(Data excerpts)
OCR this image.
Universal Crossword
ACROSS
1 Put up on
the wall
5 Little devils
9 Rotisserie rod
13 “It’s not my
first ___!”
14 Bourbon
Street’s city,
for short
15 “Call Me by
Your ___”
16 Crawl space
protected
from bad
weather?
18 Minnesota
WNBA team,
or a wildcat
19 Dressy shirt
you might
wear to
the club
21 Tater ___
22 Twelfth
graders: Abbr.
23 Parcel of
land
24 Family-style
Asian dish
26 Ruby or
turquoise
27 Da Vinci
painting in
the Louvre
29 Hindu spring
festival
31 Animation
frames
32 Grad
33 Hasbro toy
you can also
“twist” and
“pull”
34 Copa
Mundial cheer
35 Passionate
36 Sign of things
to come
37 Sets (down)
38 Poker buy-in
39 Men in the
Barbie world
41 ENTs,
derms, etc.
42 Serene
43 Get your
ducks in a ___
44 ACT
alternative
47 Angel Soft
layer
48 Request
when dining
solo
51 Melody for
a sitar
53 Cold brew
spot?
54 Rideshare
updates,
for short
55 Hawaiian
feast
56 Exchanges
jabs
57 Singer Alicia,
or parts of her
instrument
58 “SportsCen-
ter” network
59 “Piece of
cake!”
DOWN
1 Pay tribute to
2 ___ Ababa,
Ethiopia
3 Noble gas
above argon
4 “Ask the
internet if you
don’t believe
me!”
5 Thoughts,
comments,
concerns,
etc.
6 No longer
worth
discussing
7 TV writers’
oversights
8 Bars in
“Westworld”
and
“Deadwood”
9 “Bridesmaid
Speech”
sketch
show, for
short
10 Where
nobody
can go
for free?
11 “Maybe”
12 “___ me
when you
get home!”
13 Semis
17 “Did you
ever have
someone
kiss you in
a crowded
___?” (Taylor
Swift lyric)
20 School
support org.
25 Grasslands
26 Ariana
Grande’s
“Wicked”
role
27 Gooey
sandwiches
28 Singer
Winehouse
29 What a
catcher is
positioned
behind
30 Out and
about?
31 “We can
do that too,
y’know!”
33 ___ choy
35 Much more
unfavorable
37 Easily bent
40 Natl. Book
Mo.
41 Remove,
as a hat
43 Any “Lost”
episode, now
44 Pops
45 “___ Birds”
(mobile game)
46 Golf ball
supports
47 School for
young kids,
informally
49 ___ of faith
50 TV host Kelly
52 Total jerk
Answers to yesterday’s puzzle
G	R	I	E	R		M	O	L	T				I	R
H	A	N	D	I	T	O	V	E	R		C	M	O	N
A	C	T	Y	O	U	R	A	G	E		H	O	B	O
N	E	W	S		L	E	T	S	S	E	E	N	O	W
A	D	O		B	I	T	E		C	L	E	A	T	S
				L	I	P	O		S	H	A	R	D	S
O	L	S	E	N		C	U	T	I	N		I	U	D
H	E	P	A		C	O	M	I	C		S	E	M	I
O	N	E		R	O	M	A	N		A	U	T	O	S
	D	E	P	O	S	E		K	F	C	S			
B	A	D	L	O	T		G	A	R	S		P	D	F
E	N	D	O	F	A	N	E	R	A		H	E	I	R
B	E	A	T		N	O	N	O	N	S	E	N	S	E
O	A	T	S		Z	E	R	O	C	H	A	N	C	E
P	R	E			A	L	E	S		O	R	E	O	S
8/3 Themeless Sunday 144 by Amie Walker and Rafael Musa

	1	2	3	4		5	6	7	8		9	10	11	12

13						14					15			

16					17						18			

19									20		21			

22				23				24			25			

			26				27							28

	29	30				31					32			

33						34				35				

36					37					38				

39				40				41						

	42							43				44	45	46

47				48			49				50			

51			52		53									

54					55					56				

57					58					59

THE TASK: Give back the data above exactly as it appears.

PROBLEM SOLUTION:
OCR this image.
Universal Crossword
ACROSS
1 Put up on
the wall
5 Little devils
9 Rotisserie rod
13 “It’s not my
first ___!”
14 Bourbon
Street’s city,
for short
15 “Call Me by
Your ___”
16 Crawl space
protected
from bad
weather?
18 Minnesota
WNBA team,
or a wildcat
19 Dressy shirt
you might
wear to
the club
21 Tater ___
22 Twelfth
graders: Abbr.
23 Parcel of
land
24 Family-style
Asian dish
26 Ruby or
turquoise
27 Da Vinci
painting in
the Louvre
29 Hindu spring
festival
31 Animation
frames
32 Grad
33 Hasbro toy
you can also
“twist” and
“pull”
34 Copa
Mundial cheer
35 Passionate
36 Sign of things
to come
37 Sets (down)
38 Poker buy-in
39 Men in the
Barbie world
41 ENTs,
derms, etc.
42 Serene
43 Get your
ducks in a ___
44 ACT
alternative
47 Angel Soft
layer
48 Request
when dining
solo
51 Melody for
a sitar
53 Cold brew
spot?
54 Rideshare
updates,
for short
55 Hawaiian
feast
56 Exchanges
jabs
57 Singer Alicia,
or parts of her
instrument
58 “SportsCen-
ter” network
59 “Piece of
cake!”
DOWN
1 Pay tribute to
2 ___ Ababa,
Ethiopia
3 Noble gas
above argon
4 “Ask the
internet if you
don’t believe
me!”
5 Thoughts,
comments,
concerns,
etc.
6 No longer
worth
discussing
7 TV writers’
oversights
8 Bars in
“Westworld”
and
“Deadwood”
9 “Bridesmaid
Speech”
sketch
show, for
short
10 Where
nobody
can go
for free?
11 “Maybe”
12 “___ me
when you
get home!”
13 Semis
17 “Did you
ever have
someone
kiss you in
a crowded
___?” (Taylor
Swift lyric)
20 School
support org.
25 Grasslands
26 Ariana
Grande’s
“Wicked”
role
27 Gooey
sandwiches
28 Singer
Winehouse
29 What a
catcher is
positioned
behind
30 Out and
about?
31 “We can
do that too,
y’know!”
33 ___ choy
35 Much more
unfavorable
37 Easily bent
40 Natl. Book
Mo.
41 Remove,
as a hat
43 Any “Lost”
episode, now
44 Pops
45 “___ Birds”
(mobile game)
46 Golf ball
supports
47 School for
young kids,
informally
49 ___ of faith
50 TV host Kelly
52 Total jerk
Answers to yesterday’s puzzle
G	R	I	E	R		M	O	L	T				I	R
H	A	N	D	I	T	O	V	E	R		C	M	O	N
A	C	T	Y	O	U	R	A	G	E		H	O	B	O
N	E	W	S		L	E	T	S	S	E	E	N	O	W
A	D	O		B	I	T	E		C	L	E	A	T	S
				L	I	P	O		S	H	A	R	D	S
O	L	S	E	N		C	U	T	I	N		I	U	D
H	E	P	A		C	O	M	I	C		S	E	M	I
O	N	E		R	O	M	A	N		A	U	T	O	S
	D	E	P	O	S	E		K	F	C	S			
B	A	D	L	O	T		G	A	R	S		P	D	F
E	N	D	O	F	A	N	E	R	A		H	E	I	R
B	E	A	T		N	O	N	O	N	S	E	N	S	E
O	A	T	S		Z	E	R	O	C	H	A	N	C	E
P	R	E			A	L	E	S		O	R	E	O	S
8/3 Themeless Sunday 144 by Amie Walker and Rafael Musa

	1	2	3	4		5	6	7	8		9	10	11	12

13						14					15			

16					17						18			

19									20		21			

22				23				24			25			

			26				27							28

	29	30				31					32			

33						34				35				

36					37					38				

39				40				41						

	42							43				44	45	46

47				48			49				50			

51			52		53									

54					55					56				

57					58					59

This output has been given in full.